__TASK DESCRIPTION__
Search the material below for the word "this". Copy every line that has it.

[Dataset excerpts]
=====

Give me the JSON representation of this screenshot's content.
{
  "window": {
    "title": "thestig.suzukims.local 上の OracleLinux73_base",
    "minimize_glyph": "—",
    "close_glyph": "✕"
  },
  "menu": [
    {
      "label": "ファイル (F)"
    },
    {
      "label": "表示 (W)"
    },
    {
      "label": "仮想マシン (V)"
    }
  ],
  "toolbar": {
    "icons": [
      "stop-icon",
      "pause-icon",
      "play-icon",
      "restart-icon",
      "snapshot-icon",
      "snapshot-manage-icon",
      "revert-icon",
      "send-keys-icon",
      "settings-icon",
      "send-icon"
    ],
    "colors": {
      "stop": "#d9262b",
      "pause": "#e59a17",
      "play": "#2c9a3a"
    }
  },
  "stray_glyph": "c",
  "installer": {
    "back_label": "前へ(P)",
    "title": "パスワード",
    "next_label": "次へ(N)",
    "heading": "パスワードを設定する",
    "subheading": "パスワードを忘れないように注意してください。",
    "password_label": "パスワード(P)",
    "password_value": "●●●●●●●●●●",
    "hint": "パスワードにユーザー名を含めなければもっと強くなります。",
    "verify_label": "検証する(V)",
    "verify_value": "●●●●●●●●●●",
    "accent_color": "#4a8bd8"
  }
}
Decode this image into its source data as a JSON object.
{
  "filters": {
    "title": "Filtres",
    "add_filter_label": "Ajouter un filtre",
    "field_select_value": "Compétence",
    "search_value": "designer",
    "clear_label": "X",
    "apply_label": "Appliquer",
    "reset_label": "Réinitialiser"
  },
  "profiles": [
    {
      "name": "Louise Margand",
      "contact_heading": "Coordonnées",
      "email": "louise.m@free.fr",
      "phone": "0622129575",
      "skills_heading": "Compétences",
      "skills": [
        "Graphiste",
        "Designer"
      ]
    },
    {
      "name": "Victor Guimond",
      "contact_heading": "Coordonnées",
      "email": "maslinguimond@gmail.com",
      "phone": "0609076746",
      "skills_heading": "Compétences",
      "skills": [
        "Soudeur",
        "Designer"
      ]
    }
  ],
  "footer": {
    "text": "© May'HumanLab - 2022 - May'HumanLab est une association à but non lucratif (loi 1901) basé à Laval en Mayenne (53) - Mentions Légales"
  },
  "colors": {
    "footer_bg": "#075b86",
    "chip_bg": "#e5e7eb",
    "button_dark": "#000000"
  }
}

=====

__COMPLETE ANSWER__
Give me the JSON representation of this screenshot's content.
Decode this image into its source data as a JSON object.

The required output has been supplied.